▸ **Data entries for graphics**
Start of Block

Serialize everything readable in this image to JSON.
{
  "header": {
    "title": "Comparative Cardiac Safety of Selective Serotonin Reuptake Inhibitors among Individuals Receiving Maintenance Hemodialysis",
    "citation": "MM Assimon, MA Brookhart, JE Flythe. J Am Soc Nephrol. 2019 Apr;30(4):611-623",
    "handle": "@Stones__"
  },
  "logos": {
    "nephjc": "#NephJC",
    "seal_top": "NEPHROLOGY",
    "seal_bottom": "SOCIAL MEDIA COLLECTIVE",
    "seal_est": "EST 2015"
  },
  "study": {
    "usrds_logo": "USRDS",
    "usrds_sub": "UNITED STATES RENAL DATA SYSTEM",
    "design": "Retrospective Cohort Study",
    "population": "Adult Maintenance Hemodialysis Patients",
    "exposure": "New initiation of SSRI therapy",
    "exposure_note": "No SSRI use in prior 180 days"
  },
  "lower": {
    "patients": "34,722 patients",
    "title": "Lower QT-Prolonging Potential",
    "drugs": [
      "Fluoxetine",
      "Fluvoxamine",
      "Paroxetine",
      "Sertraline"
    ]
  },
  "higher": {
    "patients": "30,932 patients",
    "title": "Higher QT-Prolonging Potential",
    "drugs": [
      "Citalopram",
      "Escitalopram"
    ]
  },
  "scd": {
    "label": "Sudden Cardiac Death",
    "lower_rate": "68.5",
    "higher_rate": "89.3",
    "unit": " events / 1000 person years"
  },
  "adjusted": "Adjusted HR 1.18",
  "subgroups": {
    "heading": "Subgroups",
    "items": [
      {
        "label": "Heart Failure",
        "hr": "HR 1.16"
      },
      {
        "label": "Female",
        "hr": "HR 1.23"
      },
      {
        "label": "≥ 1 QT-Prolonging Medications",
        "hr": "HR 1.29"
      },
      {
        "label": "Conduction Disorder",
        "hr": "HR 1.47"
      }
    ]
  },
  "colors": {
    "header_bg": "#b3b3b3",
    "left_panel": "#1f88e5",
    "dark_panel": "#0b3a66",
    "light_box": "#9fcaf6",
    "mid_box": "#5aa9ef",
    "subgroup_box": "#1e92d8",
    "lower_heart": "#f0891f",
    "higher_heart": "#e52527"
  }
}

End of Block
Start of Block

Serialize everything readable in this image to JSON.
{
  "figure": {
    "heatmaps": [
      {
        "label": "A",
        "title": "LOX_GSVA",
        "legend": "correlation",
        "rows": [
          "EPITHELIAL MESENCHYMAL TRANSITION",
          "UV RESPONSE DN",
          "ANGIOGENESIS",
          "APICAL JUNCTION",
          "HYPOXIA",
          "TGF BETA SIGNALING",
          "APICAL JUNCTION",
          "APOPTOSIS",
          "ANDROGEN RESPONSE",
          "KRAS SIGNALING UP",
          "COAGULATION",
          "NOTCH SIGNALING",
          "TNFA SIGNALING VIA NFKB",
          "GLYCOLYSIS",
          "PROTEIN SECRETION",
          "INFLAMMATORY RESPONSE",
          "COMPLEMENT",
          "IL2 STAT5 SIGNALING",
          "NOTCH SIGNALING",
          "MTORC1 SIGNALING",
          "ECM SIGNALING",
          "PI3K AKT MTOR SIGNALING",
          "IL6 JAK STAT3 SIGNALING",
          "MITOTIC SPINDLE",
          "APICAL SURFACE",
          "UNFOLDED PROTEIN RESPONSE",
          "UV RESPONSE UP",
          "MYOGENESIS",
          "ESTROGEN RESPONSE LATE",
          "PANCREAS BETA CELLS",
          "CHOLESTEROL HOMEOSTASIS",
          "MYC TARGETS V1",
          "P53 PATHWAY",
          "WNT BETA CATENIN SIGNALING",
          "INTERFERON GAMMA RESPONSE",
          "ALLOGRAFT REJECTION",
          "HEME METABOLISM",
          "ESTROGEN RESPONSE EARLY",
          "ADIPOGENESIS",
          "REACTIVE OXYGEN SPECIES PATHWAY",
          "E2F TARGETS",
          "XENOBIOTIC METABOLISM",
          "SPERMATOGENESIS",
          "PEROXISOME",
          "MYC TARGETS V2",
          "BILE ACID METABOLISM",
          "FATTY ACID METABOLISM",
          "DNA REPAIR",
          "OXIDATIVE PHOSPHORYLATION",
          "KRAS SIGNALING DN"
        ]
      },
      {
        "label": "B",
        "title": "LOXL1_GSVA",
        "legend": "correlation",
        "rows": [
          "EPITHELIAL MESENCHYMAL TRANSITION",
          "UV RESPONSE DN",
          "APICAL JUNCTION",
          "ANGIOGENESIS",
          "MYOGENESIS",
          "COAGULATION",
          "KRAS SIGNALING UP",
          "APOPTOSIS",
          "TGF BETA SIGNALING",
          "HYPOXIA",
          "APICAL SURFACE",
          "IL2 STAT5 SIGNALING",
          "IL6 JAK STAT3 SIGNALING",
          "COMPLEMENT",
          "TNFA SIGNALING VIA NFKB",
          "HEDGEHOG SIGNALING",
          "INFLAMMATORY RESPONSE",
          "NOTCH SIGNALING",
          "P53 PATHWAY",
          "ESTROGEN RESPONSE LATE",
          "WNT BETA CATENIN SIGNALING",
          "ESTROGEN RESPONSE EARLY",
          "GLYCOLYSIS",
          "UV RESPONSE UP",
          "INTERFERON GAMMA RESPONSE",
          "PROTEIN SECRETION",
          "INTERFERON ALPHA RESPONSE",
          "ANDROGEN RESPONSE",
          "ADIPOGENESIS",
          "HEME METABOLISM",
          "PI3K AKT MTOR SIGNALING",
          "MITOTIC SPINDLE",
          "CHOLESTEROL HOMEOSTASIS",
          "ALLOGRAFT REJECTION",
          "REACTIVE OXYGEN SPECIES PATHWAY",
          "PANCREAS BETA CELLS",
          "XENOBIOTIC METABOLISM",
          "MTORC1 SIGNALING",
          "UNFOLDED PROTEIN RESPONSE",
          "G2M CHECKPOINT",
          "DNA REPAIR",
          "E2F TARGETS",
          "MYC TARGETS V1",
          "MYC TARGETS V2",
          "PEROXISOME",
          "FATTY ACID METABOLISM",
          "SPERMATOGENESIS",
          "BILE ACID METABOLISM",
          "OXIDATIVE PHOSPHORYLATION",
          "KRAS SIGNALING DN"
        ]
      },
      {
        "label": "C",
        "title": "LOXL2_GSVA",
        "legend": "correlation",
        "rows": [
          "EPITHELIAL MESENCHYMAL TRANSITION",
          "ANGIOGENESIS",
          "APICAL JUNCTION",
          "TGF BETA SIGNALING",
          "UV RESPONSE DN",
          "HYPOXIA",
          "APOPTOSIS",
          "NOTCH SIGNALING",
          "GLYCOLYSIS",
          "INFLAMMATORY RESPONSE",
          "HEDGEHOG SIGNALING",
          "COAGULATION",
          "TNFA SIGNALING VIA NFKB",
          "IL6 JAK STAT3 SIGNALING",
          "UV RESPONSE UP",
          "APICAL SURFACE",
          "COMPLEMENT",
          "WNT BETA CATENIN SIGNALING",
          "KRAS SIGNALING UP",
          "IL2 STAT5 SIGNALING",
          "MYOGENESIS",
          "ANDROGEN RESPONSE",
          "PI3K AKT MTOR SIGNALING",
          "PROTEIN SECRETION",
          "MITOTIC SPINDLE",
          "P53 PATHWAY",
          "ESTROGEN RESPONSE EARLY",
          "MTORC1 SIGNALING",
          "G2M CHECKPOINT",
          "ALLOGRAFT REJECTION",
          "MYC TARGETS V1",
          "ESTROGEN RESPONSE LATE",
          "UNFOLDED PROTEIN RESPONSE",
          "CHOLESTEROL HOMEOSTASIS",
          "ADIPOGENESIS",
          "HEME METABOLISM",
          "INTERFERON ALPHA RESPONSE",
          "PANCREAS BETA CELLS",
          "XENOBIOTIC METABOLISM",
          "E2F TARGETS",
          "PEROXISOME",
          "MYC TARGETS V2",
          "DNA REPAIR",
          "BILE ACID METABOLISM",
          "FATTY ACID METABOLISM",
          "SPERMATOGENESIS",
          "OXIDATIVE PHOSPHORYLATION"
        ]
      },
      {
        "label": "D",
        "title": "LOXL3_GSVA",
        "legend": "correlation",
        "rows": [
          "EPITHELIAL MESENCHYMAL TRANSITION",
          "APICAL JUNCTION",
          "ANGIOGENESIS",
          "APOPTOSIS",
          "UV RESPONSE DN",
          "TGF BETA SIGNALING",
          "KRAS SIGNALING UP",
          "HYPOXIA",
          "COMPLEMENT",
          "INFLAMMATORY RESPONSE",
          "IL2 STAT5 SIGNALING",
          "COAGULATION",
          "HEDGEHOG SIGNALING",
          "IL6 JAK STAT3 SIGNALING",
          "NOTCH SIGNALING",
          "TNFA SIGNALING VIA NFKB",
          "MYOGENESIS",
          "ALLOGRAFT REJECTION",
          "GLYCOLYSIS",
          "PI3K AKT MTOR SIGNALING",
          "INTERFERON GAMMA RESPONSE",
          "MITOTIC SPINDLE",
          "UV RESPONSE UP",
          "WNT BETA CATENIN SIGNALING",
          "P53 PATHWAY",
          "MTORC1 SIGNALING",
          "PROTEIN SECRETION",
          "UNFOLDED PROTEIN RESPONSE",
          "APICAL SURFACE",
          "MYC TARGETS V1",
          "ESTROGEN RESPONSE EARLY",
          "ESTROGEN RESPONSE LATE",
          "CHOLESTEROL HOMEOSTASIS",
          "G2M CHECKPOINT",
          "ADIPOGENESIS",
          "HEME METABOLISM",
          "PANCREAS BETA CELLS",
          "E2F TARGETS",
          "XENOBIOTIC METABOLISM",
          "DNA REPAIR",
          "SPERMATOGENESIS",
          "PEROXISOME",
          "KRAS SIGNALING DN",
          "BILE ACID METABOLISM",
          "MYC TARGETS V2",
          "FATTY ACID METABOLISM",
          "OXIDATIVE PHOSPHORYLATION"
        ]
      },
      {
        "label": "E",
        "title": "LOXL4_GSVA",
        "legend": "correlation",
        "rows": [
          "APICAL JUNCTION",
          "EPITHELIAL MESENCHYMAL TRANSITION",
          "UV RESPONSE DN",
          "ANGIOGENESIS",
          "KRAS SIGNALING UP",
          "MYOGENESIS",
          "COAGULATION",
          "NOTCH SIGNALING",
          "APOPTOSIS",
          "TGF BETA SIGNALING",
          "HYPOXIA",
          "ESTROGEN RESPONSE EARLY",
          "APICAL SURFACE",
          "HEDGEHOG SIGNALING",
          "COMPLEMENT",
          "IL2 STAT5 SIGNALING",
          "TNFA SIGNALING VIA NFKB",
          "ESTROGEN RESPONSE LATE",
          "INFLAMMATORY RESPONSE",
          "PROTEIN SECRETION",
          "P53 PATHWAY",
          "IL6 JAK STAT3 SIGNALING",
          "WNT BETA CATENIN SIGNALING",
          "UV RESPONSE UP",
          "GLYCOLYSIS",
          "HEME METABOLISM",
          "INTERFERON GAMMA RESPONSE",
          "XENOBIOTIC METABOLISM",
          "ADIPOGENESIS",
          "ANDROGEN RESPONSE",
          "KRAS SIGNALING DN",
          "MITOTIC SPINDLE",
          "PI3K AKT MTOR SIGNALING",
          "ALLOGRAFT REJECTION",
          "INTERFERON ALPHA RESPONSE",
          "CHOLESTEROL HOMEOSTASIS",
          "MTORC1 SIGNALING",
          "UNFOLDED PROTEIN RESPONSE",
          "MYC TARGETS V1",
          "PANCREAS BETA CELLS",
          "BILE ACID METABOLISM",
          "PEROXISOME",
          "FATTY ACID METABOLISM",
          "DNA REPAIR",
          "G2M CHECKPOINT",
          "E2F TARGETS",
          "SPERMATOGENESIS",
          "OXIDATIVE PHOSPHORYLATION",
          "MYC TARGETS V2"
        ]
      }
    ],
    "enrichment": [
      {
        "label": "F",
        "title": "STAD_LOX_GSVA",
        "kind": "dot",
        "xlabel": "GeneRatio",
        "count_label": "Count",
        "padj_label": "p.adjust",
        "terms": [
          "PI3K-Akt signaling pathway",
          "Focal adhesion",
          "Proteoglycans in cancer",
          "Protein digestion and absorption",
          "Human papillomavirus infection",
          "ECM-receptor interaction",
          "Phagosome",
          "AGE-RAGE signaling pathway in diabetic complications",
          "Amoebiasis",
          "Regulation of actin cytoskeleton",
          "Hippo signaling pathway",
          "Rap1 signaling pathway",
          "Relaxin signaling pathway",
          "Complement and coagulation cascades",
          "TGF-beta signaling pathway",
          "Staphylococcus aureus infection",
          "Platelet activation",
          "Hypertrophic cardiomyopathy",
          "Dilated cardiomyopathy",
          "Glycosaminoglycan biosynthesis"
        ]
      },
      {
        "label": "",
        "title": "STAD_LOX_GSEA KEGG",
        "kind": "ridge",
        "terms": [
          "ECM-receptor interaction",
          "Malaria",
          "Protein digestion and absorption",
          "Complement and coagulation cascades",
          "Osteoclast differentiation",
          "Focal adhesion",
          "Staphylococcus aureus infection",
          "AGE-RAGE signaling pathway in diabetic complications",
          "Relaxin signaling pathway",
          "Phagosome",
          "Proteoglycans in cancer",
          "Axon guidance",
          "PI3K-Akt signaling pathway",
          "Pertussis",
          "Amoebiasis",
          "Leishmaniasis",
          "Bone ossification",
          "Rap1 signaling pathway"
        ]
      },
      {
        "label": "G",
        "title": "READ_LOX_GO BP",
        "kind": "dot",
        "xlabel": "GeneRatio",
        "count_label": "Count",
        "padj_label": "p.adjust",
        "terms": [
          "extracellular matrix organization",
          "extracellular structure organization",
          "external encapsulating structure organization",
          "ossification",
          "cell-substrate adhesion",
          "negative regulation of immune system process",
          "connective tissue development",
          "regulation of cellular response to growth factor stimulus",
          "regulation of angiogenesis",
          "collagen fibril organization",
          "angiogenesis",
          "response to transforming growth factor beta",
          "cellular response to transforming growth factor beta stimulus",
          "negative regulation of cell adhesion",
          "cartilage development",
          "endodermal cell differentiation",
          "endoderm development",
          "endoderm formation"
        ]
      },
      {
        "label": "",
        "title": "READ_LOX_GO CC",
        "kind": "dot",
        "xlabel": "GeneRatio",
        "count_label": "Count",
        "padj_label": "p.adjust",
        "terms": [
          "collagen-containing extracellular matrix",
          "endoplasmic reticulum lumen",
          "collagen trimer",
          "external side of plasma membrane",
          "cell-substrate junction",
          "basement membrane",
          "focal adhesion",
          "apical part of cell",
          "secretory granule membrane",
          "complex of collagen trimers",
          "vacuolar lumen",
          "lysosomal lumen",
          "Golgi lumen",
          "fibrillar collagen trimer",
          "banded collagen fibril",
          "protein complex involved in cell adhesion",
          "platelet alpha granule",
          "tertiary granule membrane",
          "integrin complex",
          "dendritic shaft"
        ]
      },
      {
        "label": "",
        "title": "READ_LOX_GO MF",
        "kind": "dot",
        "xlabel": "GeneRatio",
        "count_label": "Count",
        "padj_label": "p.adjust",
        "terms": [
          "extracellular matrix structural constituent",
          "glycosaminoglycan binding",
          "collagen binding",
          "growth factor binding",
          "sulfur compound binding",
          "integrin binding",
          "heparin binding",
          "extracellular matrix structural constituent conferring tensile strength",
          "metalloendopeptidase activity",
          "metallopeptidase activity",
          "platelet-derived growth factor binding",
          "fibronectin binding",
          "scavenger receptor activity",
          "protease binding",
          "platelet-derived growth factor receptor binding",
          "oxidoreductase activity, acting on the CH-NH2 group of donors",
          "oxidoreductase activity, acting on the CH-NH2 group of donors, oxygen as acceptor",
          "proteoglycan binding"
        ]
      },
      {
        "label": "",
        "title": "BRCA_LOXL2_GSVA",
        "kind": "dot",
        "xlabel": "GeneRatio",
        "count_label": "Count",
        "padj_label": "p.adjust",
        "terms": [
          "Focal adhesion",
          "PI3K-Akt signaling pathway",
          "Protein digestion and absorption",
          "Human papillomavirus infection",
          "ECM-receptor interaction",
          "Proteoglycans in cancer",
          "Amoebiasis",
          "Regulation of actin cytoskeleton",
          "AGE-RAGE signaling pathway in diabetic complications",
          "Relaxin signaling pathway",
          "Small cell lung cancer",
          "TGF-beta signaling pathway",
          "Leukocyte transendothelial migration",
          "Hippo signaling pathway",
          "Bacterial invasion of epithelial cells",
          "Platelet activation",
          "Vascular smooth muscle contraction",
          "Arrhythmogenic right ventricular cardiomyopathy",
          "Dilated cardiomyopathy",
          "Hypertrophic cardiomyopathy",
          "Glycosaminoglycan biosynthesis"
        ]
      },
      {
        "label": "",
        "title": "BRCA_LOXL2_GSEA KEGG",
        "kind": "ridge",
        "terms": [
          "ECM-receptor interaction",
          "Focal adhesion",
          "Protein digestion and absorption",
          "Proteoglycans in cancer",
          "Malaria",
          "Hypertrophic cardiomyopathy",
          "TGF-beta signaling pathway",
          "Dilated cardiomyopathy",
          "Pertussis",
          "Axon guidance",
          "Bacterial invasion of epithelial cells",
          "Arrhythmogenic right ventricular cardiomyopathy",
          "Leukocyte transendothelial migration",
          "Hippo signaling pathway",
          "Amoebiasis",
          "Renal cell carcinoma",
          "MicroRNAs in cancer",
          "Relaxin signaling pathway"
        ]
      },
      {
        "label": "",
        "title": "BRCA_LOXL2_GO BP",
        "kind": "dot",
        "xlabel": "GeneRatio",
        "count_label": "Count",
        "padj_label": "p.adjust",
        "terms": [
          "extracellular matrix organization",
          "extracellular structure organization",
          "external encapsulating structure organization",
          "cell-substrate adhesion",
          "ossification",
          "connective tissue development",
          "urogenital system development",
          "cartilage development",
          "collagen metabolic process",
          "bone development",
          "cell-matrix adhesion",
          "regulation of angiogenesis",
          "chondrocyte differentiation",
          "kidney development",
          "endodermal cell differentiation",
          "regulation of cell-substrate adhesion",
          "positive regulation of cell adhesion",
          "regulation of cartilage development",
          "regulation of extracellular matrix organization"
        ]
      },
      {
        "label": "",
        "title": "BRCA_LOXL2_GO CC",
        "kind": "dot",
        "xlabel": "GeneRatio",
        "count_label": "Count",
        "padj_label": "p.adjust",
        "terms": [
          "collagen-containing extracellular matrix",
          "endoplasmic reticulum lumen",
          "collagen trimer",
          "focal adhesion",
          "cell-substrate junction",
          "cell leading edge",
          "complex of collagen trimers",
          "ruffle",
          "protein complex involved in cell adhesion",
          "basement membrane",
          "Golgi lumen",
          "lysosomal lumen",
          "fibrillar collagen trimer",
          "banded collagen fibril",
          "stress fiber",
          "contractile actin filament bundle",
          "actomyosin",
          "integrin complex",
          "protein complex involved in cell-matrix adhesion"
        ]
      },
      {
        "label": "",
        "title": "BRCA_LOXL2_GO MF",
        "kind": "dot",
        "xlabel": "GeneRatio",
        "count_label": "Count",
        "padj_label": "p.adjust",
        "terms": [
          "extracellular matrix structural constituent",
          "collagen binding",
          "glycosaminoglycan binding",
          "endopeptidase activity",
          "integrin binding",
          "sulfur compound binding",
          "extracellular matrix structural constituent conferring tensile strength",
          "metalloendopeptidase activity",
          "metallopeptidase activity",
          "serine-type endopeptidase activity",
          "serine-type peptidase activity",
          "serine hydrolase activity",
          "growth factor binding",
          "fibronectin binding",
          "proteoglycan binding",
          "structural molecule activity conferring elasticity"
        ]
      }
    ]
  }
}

End of Block

Only the count is wanted. Count the lines of the data above that include the string "negative".

2